Records from a data source:
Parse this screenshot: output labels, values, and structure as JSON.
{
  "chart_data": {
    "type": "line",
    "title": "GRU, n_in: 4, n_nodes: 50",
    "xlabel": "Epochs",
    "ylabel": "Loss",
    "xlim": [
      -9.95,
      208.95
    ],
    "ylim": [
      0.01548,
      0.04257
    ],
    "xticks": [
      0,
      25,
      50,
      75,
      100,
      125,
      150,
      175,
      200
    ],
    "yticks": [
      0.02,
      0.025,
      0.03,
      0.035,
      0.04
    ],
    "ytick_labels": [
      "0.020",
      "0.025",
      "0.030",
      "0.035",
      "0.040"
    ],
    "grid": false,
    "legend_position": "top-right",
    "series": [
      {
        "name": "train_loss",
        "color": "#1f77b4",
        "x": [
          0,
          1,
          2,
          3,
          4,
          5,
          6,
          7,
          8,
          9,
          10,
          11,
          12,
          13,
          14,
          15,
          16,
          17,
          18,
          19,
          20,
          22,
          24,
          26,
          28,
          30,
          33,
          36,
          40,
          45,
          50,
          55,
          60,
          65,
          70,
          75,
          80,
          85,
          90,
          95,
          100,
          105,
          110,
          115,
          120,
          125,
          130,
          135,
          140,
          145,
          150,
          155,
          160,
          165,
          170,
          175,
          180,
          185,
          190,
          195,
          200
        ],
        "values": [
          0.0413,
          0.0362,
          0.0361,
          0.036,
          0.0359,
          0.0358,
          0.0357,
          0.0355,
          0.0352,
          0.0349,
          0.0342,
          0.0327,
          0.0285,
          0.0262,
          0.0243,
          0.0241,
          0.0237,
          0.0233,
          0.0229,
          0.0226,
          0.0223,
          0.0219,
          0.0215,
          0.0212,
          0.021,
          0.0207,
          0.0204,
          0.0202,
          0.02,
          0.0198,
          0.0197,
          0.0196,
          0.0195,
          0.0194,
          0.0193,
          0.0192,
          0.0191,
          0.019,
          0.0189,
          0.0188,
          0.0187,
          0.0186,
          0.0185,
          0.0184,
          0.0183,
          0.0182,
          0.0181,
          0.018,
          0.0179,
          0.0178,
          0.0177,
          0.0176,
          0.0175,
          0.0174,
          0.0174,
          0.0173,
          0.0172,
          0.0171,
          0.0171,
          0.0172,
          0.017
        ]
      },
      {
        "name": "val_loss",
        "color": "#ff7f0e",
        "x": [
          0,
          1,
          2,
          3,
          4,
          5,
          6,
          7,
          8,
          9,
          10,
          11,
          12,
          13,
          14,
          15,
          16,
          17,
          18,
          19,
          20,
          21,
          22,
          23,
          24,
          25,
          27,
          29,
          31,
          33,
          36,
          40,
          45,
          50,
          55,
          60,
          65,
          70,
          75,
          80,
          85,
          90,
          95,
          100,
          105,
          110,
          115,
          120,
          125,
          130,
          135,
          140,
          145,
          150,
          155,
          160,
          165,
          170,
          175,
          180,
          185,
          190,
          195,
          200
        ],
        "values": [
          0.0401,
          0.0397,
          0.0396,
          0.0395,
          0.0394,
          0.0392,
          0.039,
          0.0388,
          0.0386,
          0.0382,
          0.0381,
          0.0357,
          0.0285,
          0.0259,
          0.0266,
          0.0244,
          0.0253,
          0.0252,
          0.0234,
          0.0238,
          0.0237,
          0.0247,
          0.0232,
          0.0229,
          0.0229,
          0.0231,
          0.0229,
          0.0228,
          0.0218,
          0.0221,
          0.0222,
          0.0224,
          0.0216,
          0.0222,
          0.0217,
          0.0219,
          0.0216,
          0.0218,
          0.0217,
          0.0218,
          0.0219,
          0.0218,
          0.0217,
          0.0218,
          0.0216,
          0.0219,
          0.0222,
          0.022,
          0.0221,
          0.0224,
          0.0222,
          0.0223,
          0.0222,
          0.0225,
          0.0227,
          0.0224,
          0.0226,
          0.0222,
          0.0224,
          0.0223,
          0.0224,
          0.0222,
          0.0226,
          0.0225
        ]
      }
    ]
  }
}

GIVEN INSTRUCTION: Word for word, extract all the records.

EXERCISE OUTPUT:
Parse this screenshot: output labels, values, and structure as JSON.
{
  "chart_data": {
    "type": "line",
    "title": "GRU, n_in: 4, n_nodes: 50",
    "xlabel": "Epochs",
    "ylabel": "Loss",
    "xlim": [
      -9.95,
      208.95
    ],
    "ylim": [
      0.01548,
      0.04257
    ],
    "xticks": [
      0,
      25,
      50,
      75,
      100,
      125,
      150,
      175,
      200
    ],
    "yticks": [
      0.02,
      0.025,
      0.03,
      0.035,
      0.04
    ],
    "ytick_labels": [
      "0.020",
      "0.025",
      "0.030",
      "0.035",
      "0.040"
    ],
    "grid": false,
    "legend_position": "top-right",
    "series": [
      {
        "name": "train_loss",
        "color": "#1f77b4",
        "x": [
          0,
          1,
          2,
          3,
          4,
          5,
          6,
          7,
          8,
          9,
          10,
          11,
          12,
          13,
          14,
          15,
          16,
          17,
          18,
          19,
          20,
          22,
          24,
          26,
          28,
          30,
          33,
          36,
          40,
          45,
          50,
          55,
          60,
          65,
          70,
          75,
          80,
          85,
          90,
          95,
          100,
          105,
          110,
          115,
          120,
          125,
          130,
          135,
          140,
          145,
          150,
          155,
          160,
          165,
          170,
          175,
          180,
          185,
          190,
          195,
          200
        ],
        "values": [
          0.0413,
          0.0362,
          0.0361,
          0.036,
          0.0359,
          0.0358,
          0.0357,
          0.0355,
          0.0352,
          0.0349,
          0.0342,
          0.0327,
          0.0285,
          0.0262,
          0.0243,
          0.0241,
          0.0237,
          0.0233,
          0.0229,
          0.0226,
          0.0223,
          0.0219,
          0.0215,
          0.0212,
          0.021,
          0.0207,
          0.0204,
          0.0202,
          0.02,
          0.0198,
          0.0197,
          0.0196,
          0.0195,
          0.0194,
          0.0193,
          0.0192,
          0.0191,
          0.019,
          0.0189,
          0.0188,
          0.0187,
          0.0186,
          0.0185,
          0.0184,
          0.0183,
          0.0182,
          0.0181,
          0.018,
          0.0179,
          0.0178,
          0.0177,
          0.0176,
          0.0175,
          0.0174,
          0.0174,
          0.0173,
          0.0172,
          0.0171,
          0.0171,
          0.0172,
          0.017
        ]
      },
      {
        "name": "val_loss",
        "color": "#ff7f0e",
        "x": [
          0,
          1,
          2,
          3,
          4,
          5,
          6,
          7,
          8,
          9,
          10,
          11,
          12,
          13,
          14,
          15,
          16,
          17,
          18,
          19,
          20,
          21,
          22,
          23,
          24,
          25,
          27,
          29,
          31,
          33,
          36,
          40,
          45,
          50,
          55,
          60,
          65,
          70,
          75,
          80,
          85,
          90,
          95,
          100,
          105,
          110,
          115,
          120,
          125,
          130,
          135,
          140,
          145,
          150,
          155,
          160,
          165,
          170,
          175,
          180,
          185,
          190,
          195,
          200
        ],
        "values": [
          0.0401,
          0.0397,
          0.0396,
          0.0395,
          0.0394,
          0.0392,
          0.039,
          0.0388,
          0.0386,
          0.0382,
          0.0381,
          0.0357,
          0.0285,
          0.0259,
          0.0266,
          0.0244,
          0.0253,
          0.0252,
          0.0234,
          0.0238,
          0.0237,
          0.0247,
          0.0232,
          0.0229,
          0.0229,
          0.0231,
          0.0229,
          0.0228,
          0.0218,
          0.0221,
          0.0222,
          0.0224,
          0.0216,
          0.0222,
          0.0217,
          0.0219,
          0.0216,
          0.0218,
          0.0217,
          0.0218,
          0.0219,
          0.0218,
          0.0217,
          0.0218,
          0.0216,
          0.0219,
          0.0222,
          0.022,
          0.0221,
          0.0224,
          0.0222,
          0.0223,
          0.0222,
          0.0225,
          0.0227,
          0.0224,
          0.0226,
          0.0222,
          0.0224,
          0.0223,
          0.0224,
          0.0222,
          0.0226,
          0.0225
        ]
      }
    ]
  }
}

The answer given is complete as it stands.